* **OBJECTIVE**: Take the line with "Read all visible content and emit it as JSON." and every line after it, through the end of the listing, and give them again exactly, pictures excluded.

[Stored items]

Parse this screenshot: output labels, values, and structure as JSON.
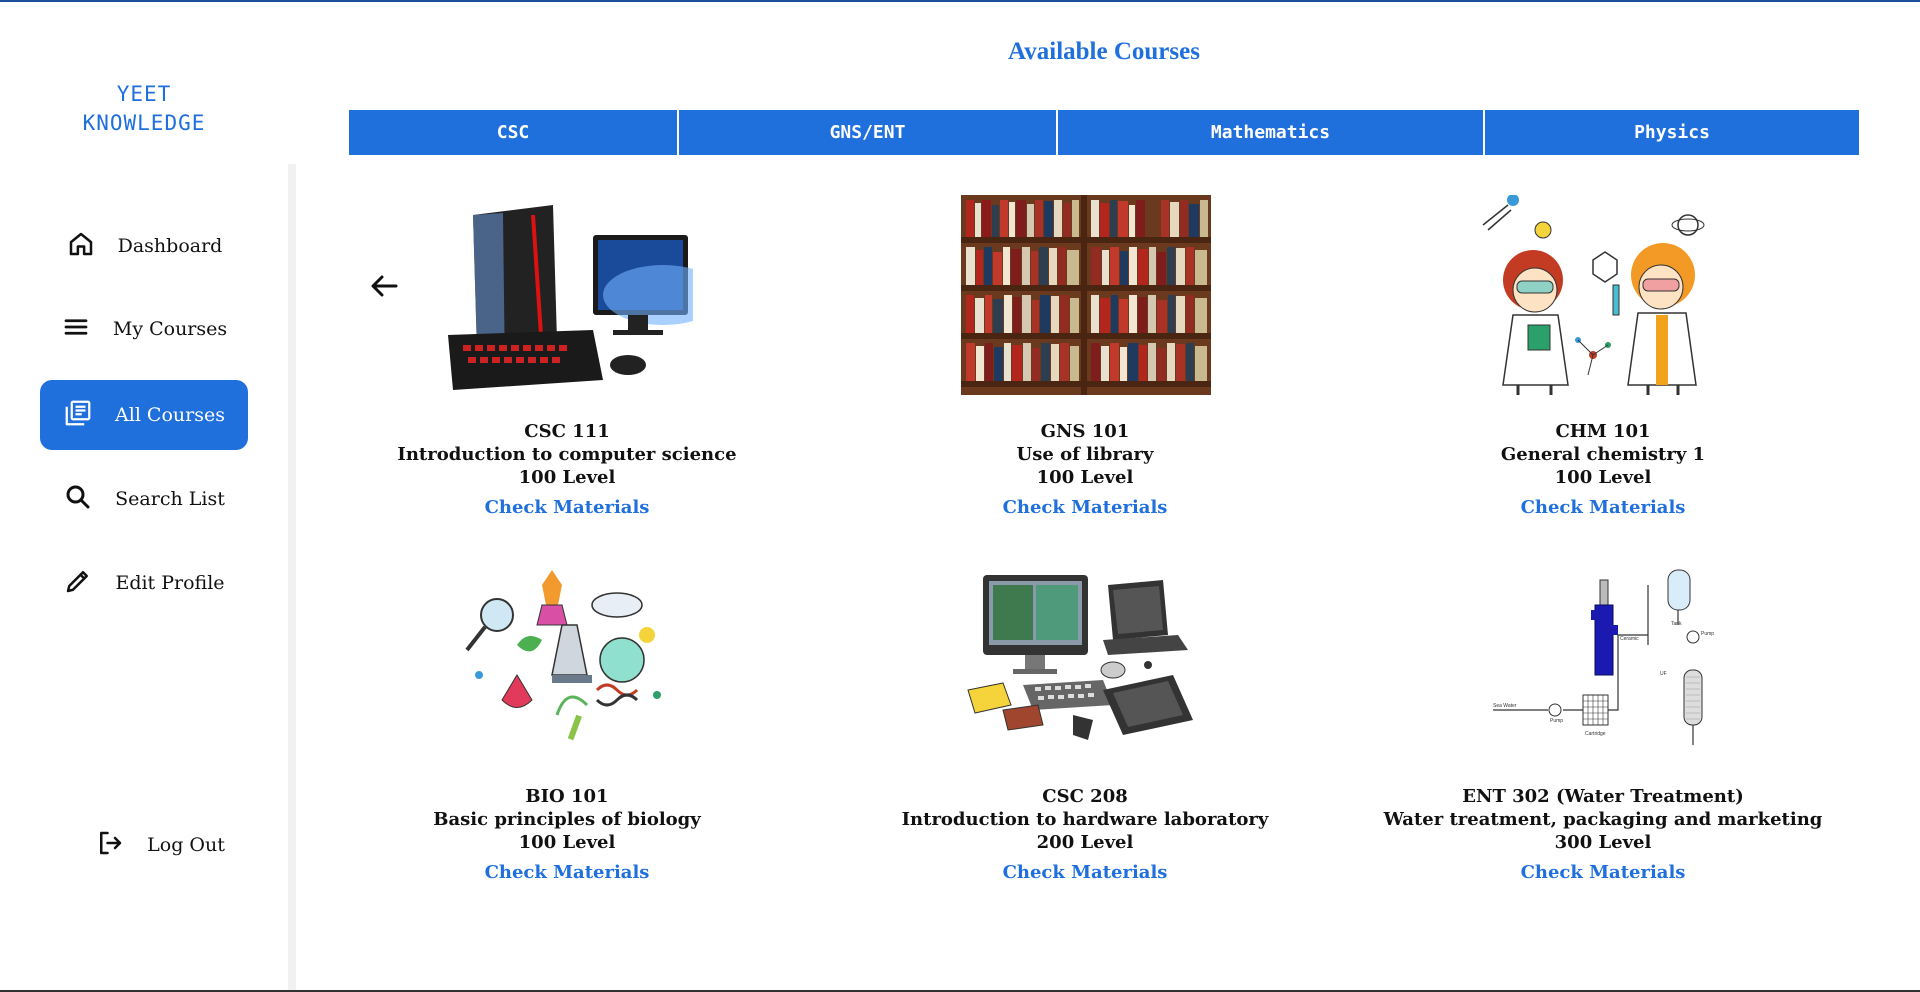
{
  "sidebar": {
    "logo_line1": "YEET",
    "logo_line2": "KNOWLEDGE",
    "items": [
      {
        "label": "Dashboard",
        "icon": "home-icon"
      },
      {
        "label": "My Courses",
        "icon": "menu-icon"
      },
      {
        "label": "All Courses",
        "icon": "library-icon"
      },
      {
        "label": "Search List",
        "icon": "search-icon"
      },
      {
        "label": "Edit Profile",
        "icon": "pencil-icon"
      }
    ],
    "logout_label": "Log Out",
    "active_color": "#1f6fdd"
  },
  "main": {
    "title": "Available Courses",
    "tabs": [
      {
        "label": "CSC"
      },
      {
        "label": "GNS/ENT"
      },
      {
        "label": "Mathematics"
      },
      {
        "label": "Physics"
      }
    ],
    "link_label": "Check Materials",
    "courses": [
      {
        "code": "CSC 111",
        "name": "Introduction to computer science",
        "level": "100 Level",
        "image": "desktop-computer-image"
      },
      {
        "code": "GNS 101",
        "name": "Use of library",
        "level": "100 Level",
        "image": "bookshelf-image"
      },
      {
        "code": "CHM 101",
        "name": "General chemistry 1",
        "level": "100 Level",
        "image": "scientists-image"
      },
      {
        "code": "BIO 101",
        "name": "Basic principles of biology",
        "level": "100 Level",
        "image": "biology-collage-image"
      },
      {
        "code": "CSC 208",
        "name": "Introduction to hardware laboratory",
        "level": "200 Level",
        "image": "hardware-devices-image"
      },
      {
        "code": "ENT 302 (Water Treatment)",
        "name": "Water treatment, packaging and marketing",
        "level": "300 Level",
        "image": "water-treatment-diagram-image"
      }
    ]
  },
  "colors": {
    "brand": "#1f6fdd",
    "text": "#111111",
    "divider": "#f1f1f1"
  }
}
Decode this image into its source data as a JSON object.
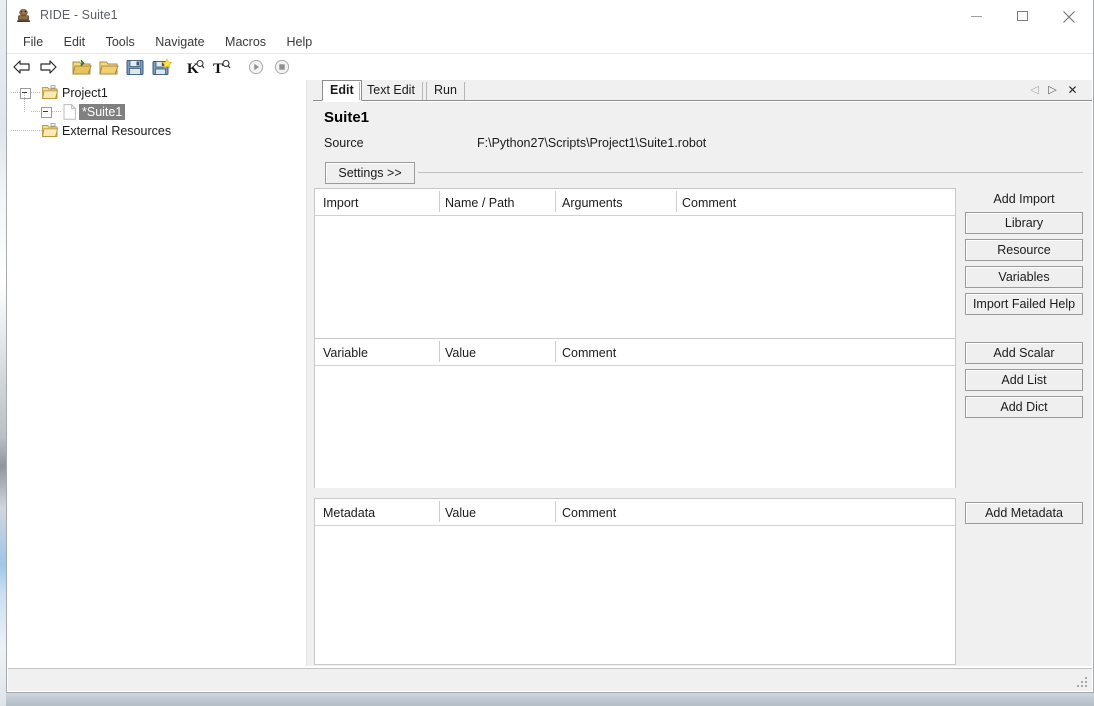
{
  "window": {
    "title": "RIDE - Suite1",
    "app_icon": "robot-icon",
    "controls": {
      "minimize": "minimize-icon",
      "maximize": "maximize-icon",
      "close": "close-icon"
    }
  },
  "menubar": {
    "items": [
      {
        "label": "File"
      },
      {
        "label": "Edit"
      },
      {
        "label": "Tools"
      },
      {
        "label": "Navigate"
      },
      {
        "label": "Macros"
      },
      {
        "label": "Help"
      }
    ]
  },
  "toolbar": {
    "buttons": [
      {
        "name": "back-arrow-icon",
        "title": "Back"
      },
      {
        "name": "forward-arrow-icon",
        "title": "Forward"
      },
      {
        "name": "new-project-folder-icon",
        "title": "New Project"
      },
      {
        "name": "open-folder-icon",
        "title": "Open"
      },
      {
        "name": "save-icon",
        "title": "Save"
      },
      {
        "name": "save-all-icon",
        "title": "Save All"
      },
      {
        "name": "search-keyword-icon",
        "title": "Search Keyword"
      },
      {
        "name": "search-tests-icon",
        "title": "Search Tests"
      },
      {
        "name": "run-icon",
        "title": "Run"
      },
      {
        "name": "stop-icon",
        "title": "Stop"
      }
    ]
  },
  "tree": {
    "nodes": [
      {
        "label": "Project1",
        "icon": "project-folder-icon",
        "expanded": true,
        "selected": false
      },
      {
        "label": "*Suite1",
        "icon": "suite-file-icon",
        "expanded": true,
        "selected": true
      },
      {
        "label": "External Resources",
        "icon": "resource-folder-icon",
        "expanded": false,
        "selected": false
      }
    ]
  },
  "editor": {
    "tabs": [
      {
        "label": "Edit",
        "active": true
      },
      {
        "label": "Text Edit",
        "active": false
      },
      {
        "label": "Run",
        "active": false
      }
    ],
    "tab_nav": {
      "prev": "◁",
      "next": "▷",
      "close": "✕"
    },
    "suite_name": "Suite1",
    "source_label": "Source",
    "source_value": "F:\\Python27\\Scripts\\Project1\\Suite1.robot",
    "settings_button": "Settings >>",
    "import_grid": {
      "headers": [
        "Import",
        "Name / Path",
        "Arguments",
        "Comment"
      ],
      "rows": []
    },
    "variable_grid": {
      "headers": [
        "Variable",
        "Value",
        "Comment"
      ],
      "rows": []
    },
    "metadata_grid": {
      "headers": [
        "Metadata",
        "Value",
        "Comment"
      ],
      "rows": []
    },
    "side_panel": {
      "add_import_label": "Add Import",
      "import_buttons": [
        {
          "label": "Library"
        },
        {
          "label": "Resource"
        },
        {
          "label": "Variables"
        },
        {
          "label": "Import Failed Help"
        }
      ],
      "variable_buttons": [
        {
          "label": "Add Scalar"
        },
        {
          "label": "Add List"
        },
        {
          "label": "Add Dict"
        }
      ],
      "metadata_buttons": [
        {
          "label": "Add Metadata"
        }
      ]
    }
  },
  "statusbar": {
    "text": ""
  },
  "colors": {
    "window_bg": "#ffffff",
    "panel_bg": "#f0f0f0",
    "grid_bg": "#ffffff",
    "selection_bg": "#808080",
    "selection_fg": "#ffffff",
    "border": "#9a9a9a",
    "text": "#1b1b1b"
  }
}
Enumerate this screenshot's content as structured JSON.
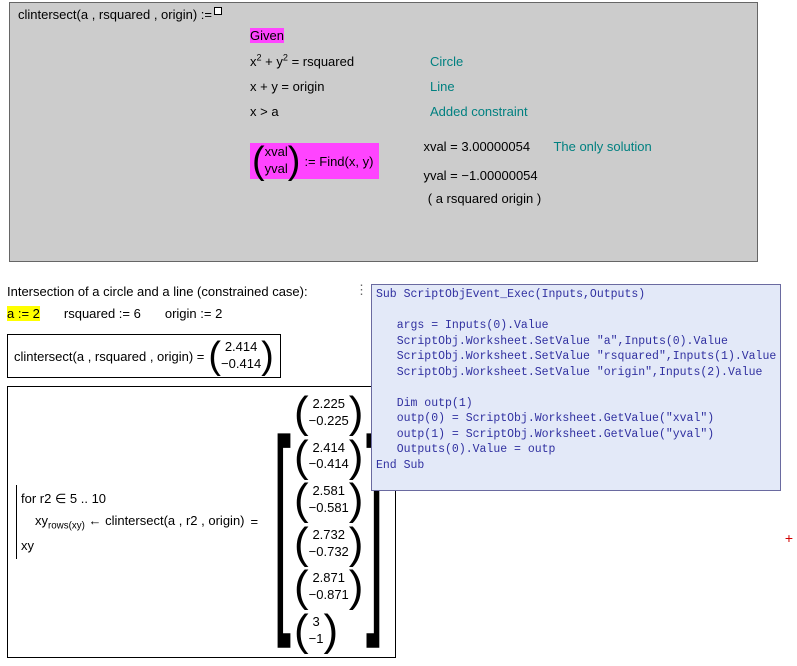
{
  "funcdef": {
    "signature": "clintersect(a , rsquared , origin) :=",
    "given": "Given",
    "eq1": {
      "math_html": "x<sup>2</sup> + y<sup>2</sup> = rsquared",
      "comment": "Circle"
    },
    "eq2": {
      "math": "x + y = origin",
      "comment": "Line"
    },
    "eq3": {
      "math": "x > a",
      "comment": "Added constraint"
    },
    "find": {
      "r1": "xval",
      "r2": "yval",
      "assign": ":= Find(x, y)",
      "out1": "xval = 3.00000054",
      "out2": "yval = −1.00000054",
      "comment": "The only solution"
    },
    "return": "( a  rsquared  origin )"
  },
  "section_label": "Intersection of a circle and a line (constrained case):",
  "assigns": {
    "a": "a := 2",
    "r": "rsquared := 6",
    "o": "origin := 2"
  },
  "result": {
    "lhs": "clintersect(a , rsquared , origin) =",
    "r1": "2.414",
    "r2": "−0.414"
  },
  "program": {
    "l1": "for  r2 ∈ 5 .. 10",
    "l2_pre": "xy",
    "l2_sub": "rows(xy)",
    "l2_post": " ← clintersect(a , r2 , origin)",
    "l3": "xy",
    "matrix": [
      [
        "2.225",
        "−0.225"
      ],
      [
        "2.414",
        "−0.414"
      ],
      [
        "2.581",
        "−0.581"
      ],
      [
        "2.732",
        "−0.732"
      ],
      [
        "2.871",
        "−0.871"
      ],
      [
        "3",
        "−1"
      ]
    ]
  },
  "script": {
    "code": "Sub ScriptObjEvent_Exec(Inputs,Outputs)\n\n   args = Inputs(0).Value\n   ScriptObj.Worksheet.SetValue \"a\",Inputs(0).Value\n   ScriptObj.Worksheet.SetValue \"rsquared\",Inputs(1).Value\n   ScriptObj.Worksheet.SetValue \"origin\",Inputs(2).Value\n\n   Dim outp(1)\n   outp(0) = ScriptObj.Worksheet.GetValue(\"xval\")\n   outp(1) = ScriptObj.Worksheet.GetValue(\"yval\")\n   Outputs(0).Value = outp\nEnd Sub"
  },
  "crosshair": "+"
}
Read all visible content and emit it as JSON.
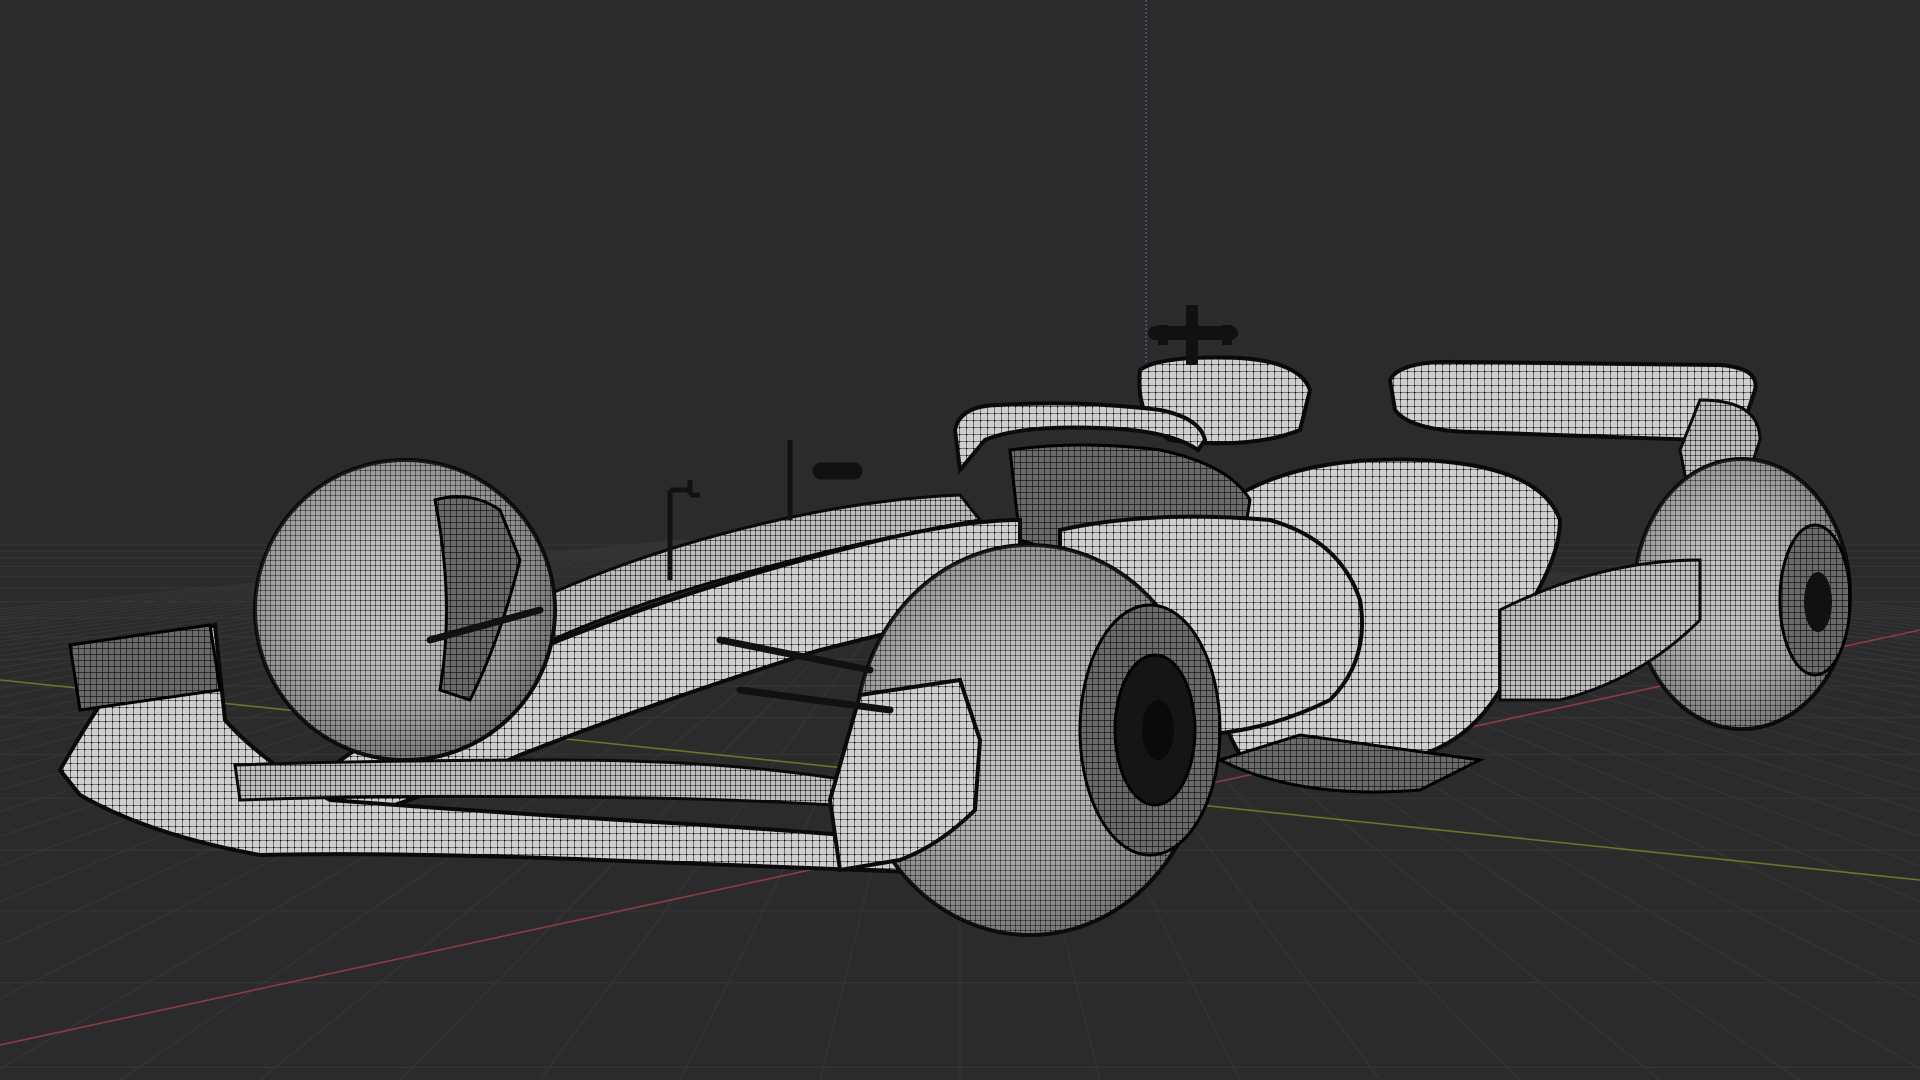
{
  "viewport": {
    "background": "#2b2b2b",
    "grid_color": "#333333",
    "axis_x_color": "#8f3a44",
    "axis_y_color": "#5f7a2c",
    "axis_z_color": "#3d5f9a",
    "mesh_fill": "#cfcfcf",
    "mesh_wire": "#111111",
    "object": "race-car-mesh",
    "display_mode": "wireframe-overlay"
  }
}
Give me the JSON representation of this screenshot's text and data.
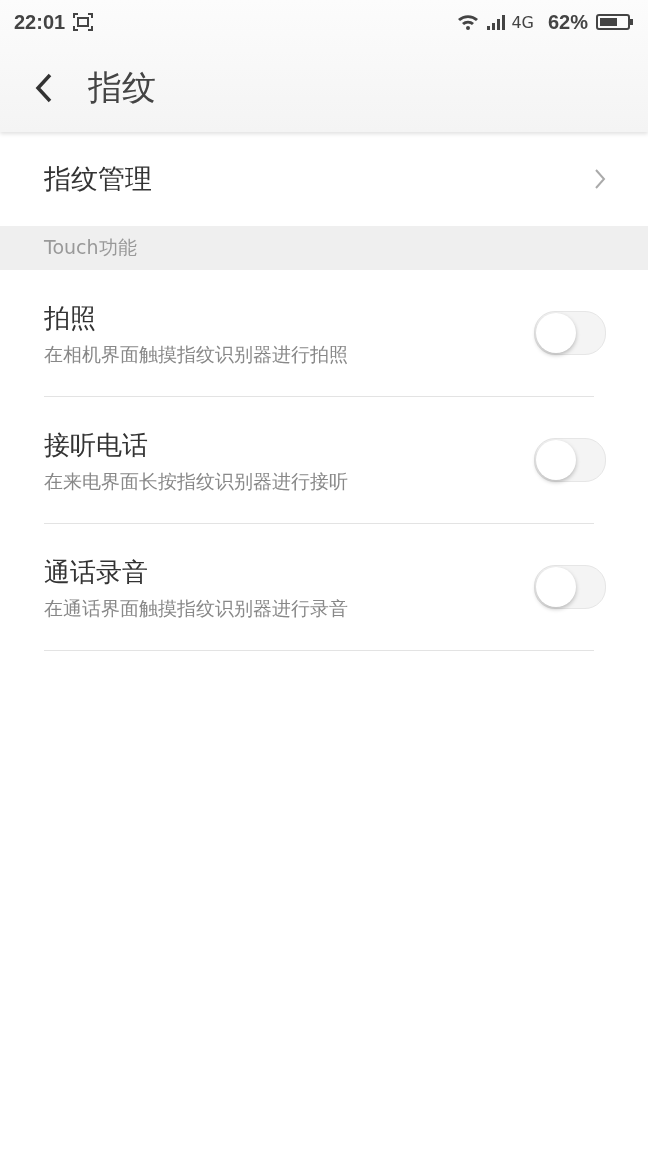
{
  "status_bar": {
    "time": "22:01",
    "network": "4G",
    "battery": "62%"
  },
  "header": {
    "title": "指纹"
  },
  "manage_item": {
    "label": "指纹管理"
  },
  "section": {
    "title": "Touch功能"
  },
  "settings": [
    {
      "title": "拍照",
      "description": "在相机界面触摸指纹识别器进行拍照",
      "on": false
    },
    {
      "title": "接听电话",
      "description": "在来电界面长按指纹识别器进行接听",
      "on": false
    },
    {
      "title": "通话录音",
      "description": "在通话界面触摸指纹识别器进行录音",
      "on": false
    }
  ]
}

* **RESULT OF THIS EXERCISE**:
Read all visible content and emit it as JSON.
{
  "viewport": {
    "background": "#2b2b2b",
    "grid_color": "#333333",
    "axis_x_color": "#8f3a44",
    "axis_y_color": "#5f7a2c",
    "axis_z_color": "#3d5f9a",
    "mesh_fill": "#cfcfcf",
    "mesh_wire": "#111111",
    "object": "race-car-mesh",
    "display_mode": "wireframe-overlay"
  }
}
Give me the JSON representation of this screenshot's text and data.
{
  "status_bar": {
    "time": "22:01",
    "network": "4G",
    "battery": "62%"
  },
  "header": {
    "title": "指纹"
  },
  "manage_item": {
    "label": "指纹管理"
  },
  "section": {
    "title": "Touch功能"
  },
  "settings": [
    {
      "title": "拍照",
      "description": "在相机界面触摸指纹识别器进行拍照",
      "on": false
    },
    {
      "title": "接听电话",
      "description": "在来电界面长按指纹识别器进行接听",
      "on": false
    },
    {
      "title": "通话录音",
      "description": "在通话界面触摸指纹识别器进行录音",
      "on": false
    }
  ]
}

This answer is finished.